### Text section
=== Section Start ===

Kottagiri Saddle dam (Malayalam:കോട്ടഗിരി തടയണ) is an earthen dam constructed across Karamanthodu which is a tributary of Kabani river at Thariyode village of Wayanad district in Kerala, India. It is a saddle dam of the Banasura sagar reservoir built as part of The Kuttiyadi Augmentatuin Scheme. The dam was constructed and is maintained by Kerala State Electricity Board.

=== Section End ===

### Work order
Answer from the Kottagiri Saddle dam text:
(a) Karamanthodu is a tributary of which river?
(b) The dam is a saddle dam of which reservoir?
(c) Which body constructed and maintains the dam?
Rely only on the text about the Kottagiri Saddle dam.

### Given information
=== Section Start ===

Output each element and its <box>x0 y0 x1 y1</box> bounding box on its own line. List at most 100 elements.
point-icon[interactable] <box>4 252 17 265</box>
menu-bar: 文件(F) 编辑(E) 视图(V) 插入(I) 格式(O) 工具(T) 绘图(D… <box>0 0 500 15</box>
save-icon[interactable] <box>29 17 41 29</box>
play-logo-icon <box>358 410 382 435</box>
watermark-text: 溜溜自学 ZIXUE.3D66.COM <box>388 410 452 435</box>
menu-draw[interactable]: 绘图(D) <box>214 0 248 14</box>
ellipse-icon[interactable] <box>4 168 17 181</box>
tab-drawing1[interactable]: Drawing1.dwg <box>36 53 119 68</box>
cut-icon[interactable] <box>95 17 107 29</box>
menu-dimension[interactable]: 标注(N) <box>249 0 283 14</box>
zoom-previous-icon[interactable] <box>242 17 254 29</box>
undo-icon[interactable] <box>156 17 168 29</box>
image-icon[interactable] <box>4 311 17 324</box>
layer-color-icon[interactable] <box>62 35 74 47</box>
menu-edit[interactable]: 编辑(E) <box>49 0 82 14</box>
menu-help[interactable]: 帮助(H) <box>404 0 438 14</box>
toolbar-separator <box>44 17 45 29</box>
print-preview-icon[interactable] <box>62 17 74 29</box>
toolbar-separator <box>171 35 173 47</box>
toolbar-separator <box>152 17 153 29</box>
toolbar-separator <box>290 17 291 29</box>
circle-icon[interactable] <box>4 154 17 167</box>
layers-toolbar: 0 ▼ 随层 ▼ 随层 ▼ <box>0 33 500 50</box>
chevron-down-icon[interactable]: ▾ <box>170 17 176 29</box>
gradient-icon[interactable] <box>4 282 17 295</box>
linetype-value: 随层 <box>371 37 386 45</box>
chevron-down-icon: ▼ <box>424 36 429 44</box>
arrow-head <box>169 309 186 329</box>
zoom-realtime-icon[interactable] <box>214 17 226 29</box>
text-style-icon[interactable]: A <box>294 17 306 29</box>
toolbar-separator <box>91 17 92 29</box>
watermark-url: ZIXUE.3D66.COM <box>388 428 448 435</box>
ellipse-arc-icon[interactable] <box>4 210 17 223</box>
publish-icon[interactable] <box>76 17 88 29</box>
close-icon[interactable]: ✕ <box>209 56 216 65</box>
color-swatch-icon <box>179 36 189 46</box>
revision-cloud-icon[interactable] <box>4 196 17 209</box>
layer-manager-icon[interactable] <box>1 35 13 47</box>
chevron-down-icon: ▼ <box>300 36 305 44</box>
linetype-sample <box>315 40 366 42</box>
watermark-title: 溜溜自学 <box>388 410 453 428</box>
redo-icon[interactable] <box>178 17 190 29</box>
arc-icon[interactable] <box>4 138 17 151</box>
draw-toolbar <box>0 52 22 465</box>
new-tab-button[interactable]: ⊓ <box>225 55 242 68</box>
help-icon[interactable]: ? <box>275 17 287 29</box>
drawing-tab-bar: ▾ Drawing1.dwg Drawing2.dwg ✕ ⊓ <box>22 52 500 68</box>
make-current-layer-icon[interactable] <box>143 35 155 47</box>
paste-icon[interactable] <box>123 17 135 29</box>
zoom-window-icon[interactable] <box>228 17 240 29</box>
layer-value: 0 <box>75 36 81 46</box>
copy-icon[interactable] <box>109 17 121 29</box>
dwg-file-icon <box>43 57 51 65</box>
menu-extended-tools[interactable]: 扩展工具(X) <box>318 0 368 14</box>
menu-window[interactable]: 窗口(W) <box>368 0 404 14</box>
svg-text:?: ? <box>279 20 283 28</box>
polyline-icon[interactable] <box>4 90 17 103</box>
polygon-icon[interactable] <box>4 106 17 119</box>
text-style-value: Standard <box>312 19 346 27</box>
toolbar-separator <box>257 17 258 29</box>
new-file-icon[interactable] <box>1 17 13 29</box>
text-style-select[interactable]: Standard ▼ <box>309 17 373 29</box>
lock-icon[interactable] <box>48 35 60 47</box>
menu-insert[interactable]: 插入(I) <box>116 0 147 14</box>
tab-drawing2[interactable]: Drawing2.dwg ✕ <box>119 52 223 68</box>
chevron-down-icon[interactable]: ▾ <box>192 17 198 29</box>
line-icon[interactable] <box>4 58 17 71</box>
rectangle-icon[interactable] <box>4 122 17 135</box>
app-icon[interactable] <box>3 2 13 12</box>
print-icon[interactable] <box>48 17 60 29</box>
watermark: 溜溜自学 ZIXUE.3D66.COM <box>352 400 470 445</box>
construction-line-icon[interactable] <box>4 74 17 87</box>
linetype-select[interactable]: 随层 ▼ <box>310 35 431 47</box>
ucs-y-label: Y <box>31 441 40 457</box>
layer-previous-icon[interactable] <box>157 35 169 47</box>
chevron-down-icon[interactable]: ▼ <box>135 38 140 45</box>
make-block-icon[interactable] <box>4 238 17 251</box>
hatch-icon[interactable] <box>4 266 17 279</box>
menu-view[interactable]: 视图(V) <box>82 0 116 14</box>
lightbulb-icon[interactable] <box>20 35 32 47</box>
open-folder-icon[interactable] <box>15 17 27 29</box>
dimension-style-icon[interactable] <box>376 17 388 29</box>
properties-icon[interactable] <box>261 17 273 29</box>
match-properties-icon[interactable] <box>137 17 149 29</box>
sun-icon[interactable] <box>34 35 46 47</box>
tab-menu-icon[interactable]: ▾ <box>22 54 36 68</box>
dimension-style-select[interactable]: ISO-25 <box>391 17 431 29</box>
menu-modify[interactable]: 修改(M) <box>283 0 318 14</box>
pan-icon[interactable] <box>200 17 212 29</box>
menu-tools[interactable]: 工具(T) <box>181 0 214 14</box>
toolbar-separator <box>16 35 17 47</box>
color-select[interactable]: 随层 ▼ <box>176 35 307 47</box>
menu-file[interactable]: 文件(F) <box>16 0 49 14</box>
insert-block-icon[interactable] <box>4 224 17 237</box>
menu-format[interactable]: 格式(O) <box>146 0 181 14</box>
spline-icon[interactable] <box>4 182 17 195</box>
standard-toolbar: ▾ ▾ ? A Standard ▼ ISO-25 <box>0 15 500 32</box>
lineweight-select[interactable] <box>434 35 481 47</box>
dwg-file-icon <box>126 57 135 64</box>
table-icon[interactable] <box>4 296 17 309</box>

=== Section End ===

### Result for this task
(a) The Kabani river
(b) The Banasura sagar reservoir
(c) Kerala State Electricity Board